**RAW RECORDS:**
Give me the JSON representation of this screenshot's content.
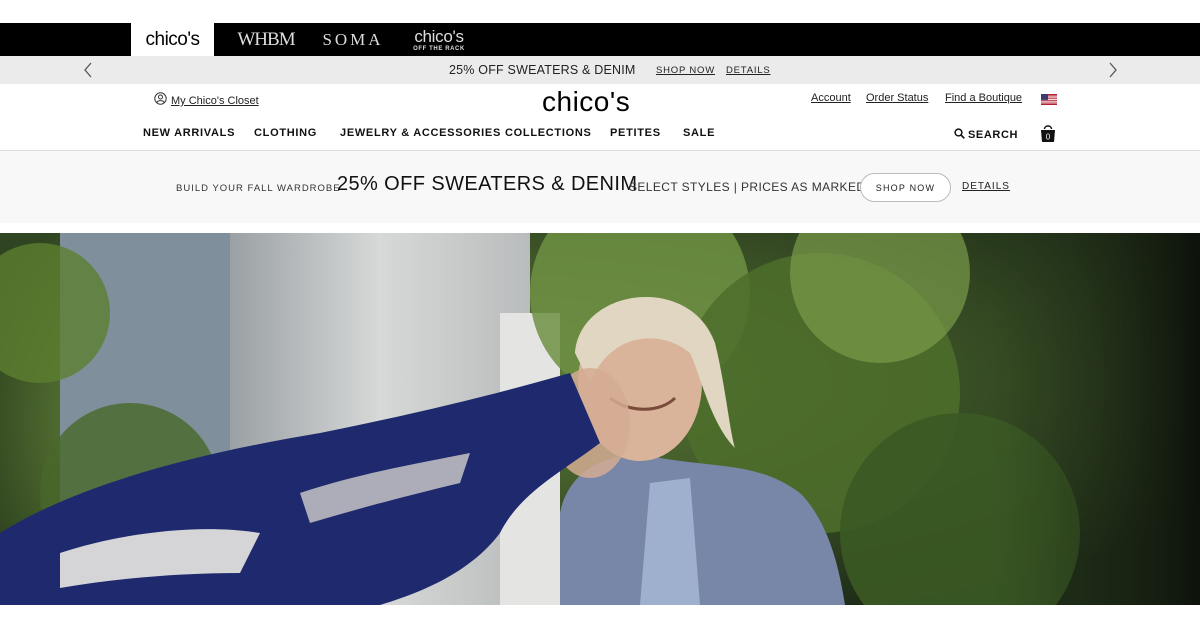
{
  "brands": [
    {
      "name": "chico's",
      "active": true
    },
    {
      "name": "WHBM",
      "active": false
    },
    {
      "name": "SOMA",
      "active": false
    },
    {
      "name": "chico's",
      "subtitle": "OFF THE RACK",
      "active": false
    }
  ],
  "promo_strip": {
    "text": "25% OFF SWEATERS & DENIM",
    "shop_now": "SHOP NOW",
    "details": "DETAILS",
    "prev_icon": "chevron-left-icon",
    "next_icon": "chevron-right-icon"
  },
  "header": {
    "closet_label": "My Chico's Closet",
    "logo": "chico's",
    "account": "Account",
    "order_status": "Order Status",
    "find_boutique": "Find a Boutique",
    "flag_icon": "us-flag-icon"
  },
  "nav": {
    "items": [
      "NEW ARRIVALS",
      "CLOTHING",
      "JEWELRY & ACCESSORIES",
      "COLLECTIONS",
      "PETITES",
      "SALE"
    ],
    "search_label": "SEARCH",
    "bag_count": "0"
  },
  "banner": {
    "pre": "BUILD YOUR FALL WARDROBE",
    "headline": "25% OFF SWEATERS & DENIM",
    "post": "SELECT STYLES | PRICES AS MARKED",
    "shop_now": "SHOP NOW",
    "details": "DETAILS"
  },
  "colors": {
    "brand_bar": "#000000",
    "promo_strip": "#ebebeb",
    "banner_bg": "#f8f8f8",
    "garment": "#1f2a6e"
  }
}
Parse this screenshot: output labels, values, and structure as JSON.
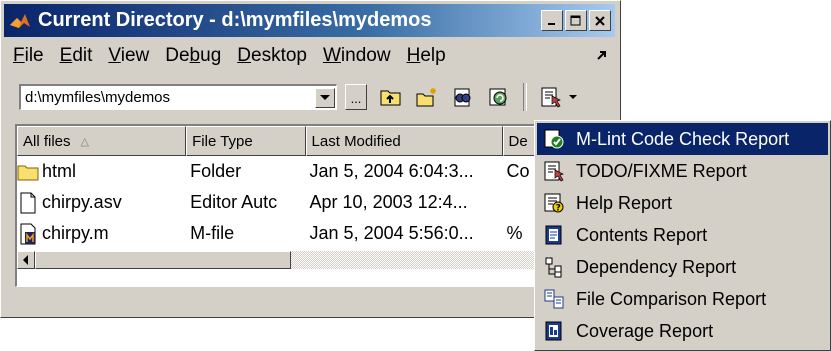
{
  "window": {
    "title": "Current Directory - d:\\mymfiles\\mydemos"
  },
  "menubar": {
    "items": [
      {
        "label": "File",
        "mnemonic": "F",
        "rest": "ile"
      },
      {
        "label": "Edit",
        "mnemonic": "E",
        "rest": "dit"
      },
      {
        "label": "View",
        "mnemonic": "V",
        "rest": "iew"
      },
      {
        "label": "Debug",
        "pre": "De",
        "mnemonic": "b",
        "rest": "ug"
      },
      {
        "label": "Desktop",
        "mnemonic": "D",
        "rest": "esktop"
      },
      {
        "label": "Window",
        "mnemonic": "W",
        "rest": "indow"
      },
      {
        "label": "Help",
        "mnemonic": "H",
        "rest": "elp"
      }
    ]
  },
  "toolbar": {
    "path_value": "d:\\mymfiles\\mydemos",
    "browse_label": "...",
    "icons": [
      "up-folder-icon",
      "new-folder-icon",
      "find-files-icon",
      "refresh-icon",
      "reports-icon"
    ]
  },
  "file_list": {
    "columns": [
      "All files",
      "File Type",
      "Last Modified",
      "De"
    ],
    "rows": [
      {
        "name": "html",
        "type": "Folder",
        "modified": "Jan 5, 2004 6:04:3...",
        "desc": "Co",
        "icon": "folder-icon"
      },
      {
        "name": "chirpy.asv",
        "type": "Editor Autc",
        "modified": "Apr 10, 2003 12:4...",
        "desc": "",
        "icon": "file-icon"
      },
      {
        "name": "chirpy.m",
        "type": "M-file",
        "modified": "Jan 5, 2004 5:56:0...",
        "desc": "%",
        "icon": "m-file-icon"
      }
    ]
  },
  "reports_menu": {
    "items": [
      {
        "label": "M-Lint Code Check Report",
        "icon": "mlint-check-icon",
        "selected": true
      },
      {
        "label": "TODO/FIXME Report",
        "icon": "todo-report-icon",
        "selected": false
      },
      {
        "label": "Help Report",
        "icon": "help-report-icon",
        "selected": false
      },
      {
        "label": "Contents Report",
        "icon": "contents-report-icon",
        "selected": false
      },
      {
        "label": "Dependency Report",
        "icon": "dependency-report-icon",
        "selected": false
      },
      {
        "label": "File Comparison Report",
        "icon": "file-comparison-icon",
        "selected": false
      },
      {
        "label": "Coverage Report",
        "icon": "coverage-report-icon",
        "selected": false
      }
    ]
  },
  "colors": {
    "title_active": "#0a246a",
    "selection": "#0a246a",
    "face": "#d4d0c8"
  }
}
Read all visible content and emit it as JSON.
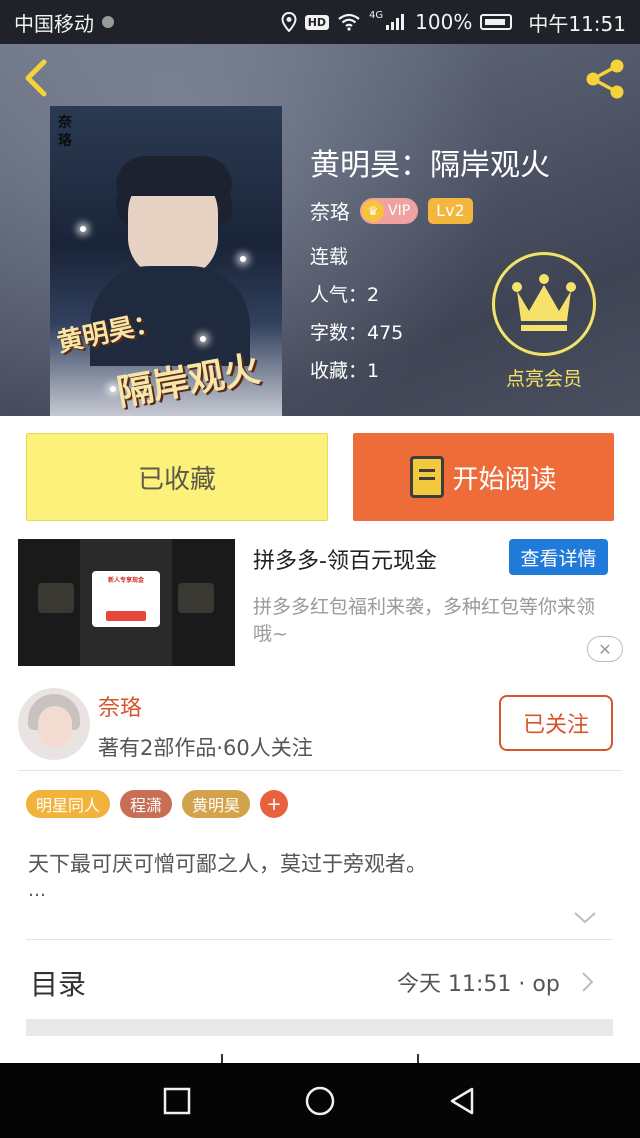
{
  "status_bar": {
    "carrier": "中国移动",
    "hd": "HD",
    "network": "4G",
    "battery_percent": "100%",
    "time": "中午11:51"
  },
  "book": {
    "title": "黄明昊：隔岸观火",
    "author": "奈珞",
    "vip_label": "VIP",
    "level": "Lv2",
    "status": "连载",
    "popularity": "人气：2",
    "word_count": "字数：475",
    "favorites": "收藏：1",
    "cover": {
      "author_mark": "奈珞",
      "title_line1": "黄明昊：",
      "title_line2": "隔岸观火"
    }
  },
  "membership": {
    "label": "点亮会员",
    "color": "#f6e26a"
  },
  "actions": {
    "collected_label": "已收藏",
    "read_label": "开始阅读"
  },
  "ad": {
    "title": "拼多多-领百元现金",
    "detail_button": "查看详情",
    "description": "拼多多红包福利来袭，多种红包等你来领哦~",
    "thumb_card_title": "新人专享现金",
    "close_icon": "close-icon"
  },
  "author_card": {
    "name": "奈珞",
    "stats": "著有2部作品·60人关注",
    "follow_label": "已关注"
  },
  "tags": [
    {
      "label": "明星同人",
      "color": "#f2b33d"
    },
    {
      "label": "程潇",
      "color": "#c86e54"
    },
    {
      "label": "黄明昊",
      "color": "#d4a24a"
    }
  ],
  "tag_add": "+",
  "intro": {
    "text": "天下最可厌可憎可鄙之人，莫过于旁观者。",
    "ellipsis": "…"
  },
  "toc": {
    "label": "目录",
    "update": "今天 11:51 · op"
  },
  "colors": {
    "accent": "#ed6c3a",
    "collected": "#fbf17b",
    "link_blue": "#1f7ad9",
    "author_red": "#d9542b"
  }
}
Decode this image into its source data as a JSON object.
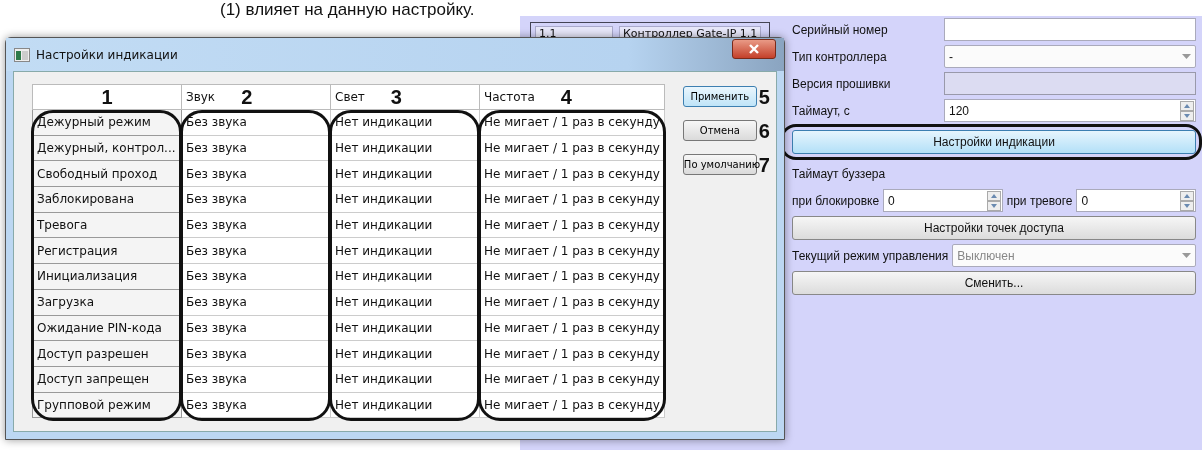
{
  "caption": "(1) влияет на данную настройку.",
  "background_window": {
    "list": {
      "number": "1.1",
      "name": "Контроллер Gate-IP 1.1"
    },
    "form": {
      "serial": {
        "label": "Серийный номер"
      },
      "controller_type": {
        "label": "Тип контроллера",
        "value": "-"
      },
      "firmware": {
        "label": "Версия прошивки"
      },
      "timeout": {
        "label": "Таймаут, с",
        "value": "120"
      },
      "indication_button": {
        "label": "Настройки индикации",
        "highlighted": true
      },
      "buzzer_timeout": {
        "label": "Таймаут буззера"
      },
      "on_block": {
        "label": "при блокировке",
        "value": "0"
      },
      "on_alarm": {
        "label": "при тревоге",
        "value": "0"
      },
      "access_points_button": {
        "label": "Настройки точек доступа"
      },
      "mode": {
        "label": "Текущий режим управления",
        "value": "Выключен",
        "disabled": true
      },
      "change_button": {
        "label": "Сменить..."
      }
    }
  },
  "dialog": {
    "title": "Настройки индикации",
    "columns": [
      {
        "marker": "1"
      },
      {
        "label": "Звук",
        "marker": "2"
      },
      {
        "label": "Свет",
        "marker": "3"
      },
      {
        "label": "Частота",
        "marker": "4"
      }
    ],
    "rows": [
      [
        "Дежурный режим",
        "Без звука",
        "Нет индикации",
        "Не мигает / 1 раз в секунду"
      ],
      [
        "Дежурный, контрол...",
        "Без звука",
        "Нет индикации",
        "Не мигает / 1 раз в секунду"
      ],
      [
        "Свободный проход",
        "Без звука",
        "Нет индикации",
        "Не мигает / 1 раз в секунду"
      ],
      [
        "Заблокирована",
        "Без звука",
        "Нет индикации",
        "Не мигает / 1 раз в секунду"
      ],
      [
        "Тревога",
        "Без звука",
        "Нет индикации",
        "Не мигает / 1 раз в секунду"
      ],
      [
        "Регистрация",
        "Без звука",
        "Нет индикации",
        "Не мигает / 1 раз в секунду"
      ],
      [
        "Инициализация",
        "Без звука",
        "Нет индикации",
        "Не мигает / 1 раз в секунду"
      ],
      [
        "Загрузка",
        "Без звука",
        "Нет индикации",
        "Не мигает / 1 раз в секунду"
      ],
      [
        "Ожидание PIN-кода",
        "Без звука",
        "Нет индикации",
        "Не мигает / 1 раз в секунду"
      ],
      [
        "Доступ разрешен",
        "Без звука",
        "Нет индикации",
        "Не мигает / 1 раз в секунду"
      ],
      [
        "Доступ запрещен",
        "Без звука",
        "Нет индикации",
        "Не мигает / 1 раз в секунду"
      ],
      [
        "Групповой режим",
        "Без звука",
        "Нет индикации",
        "Не мигает / 1 раз в секунду"
      ]
    ],
    "buttons": [
      {
        "label": "Применить",
        "marker": "5",
        "selected": true
      },
      {
        "label": "Отмена",
        "marker": "6",
        "selected": false
      },
      {
        "label": "По умолчанию",
        "marker": "7",
        "selected": false
      }
    ]
  }
}
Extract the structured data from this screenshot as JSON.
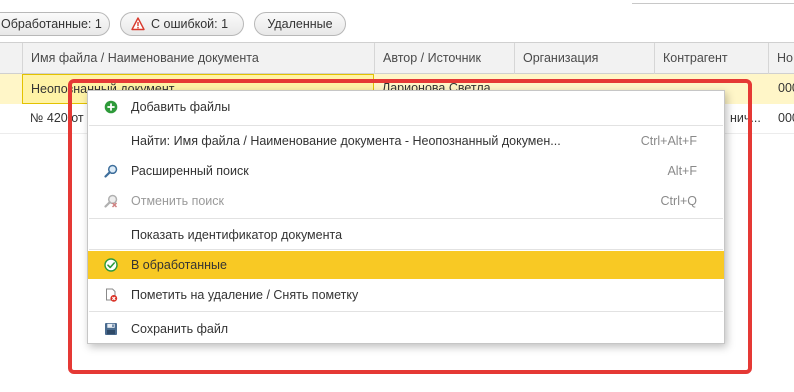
{
  "filters": {
    "processed_label": "Обработанные: 1",
    "error_label": "С ошибкой: 1",
    "deleted_label": "Удаленные"
  },
  "table": {
    "columns": [
      "Имя файла / Наименование документа",
      "Автор / Источник",
      "Организация",
      "Контрагент",
      "Но"
    ],
    "rows": [
      [
        "Неопознанный документ",
        "Ларионова Светла",
        "",
        "",
        "000"
      ],
      [
        "№ 420 от",
        "",
        "",
        "нич...",
        "000"
      ]
    ]
  },
  "context_menu": {
    "items": [
      {
        "label": "Добавить файлы",
        "shortcut": ""
      },
      {
        "label": "Найти: Имя файла / Наименование документа - Неопознанный докумен...",
        "shortcut": "Ctrl+Alt+F"
      },
      {
        "label": "Расширенный поиск",
        "shortcut": "Alt+F"
      },
      {
        "label": "Отменить поиск",
        "shortcut": "Ctrl+Q"
      },
      {
        "label": "Показать идентификатор документа",
        "shortcut": ""
      },
      {
        "label": "В обработанные",
        "shortcut": ""
      },
      {
        "label": "Пометить на удаление / Снять пометку",
        "shortcut": ""
      },
      {
        "label": "Сохранить файл",
        "shortcut": ""
      }
    ],
    "highlighted_item": "В обработанные",
    "icons": [
      "plus-circle-icon",
      "",
      "search-icon",
      "cancel-search-icon",
      "",
      "check-circle-icon",
      "delete-mark-icon",
      "floppy-disk-icon"
    ]
  },
  "colors": {
    "highlight": "#f8c924",
    "selected_row": "#fff6c8",
    "annotation_frame": "#e53935"
  }
}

**JOB:**
How many lines of the entries above hold the string "Наименование"? Reply with the number alone.

**FINAL RESULT:**
2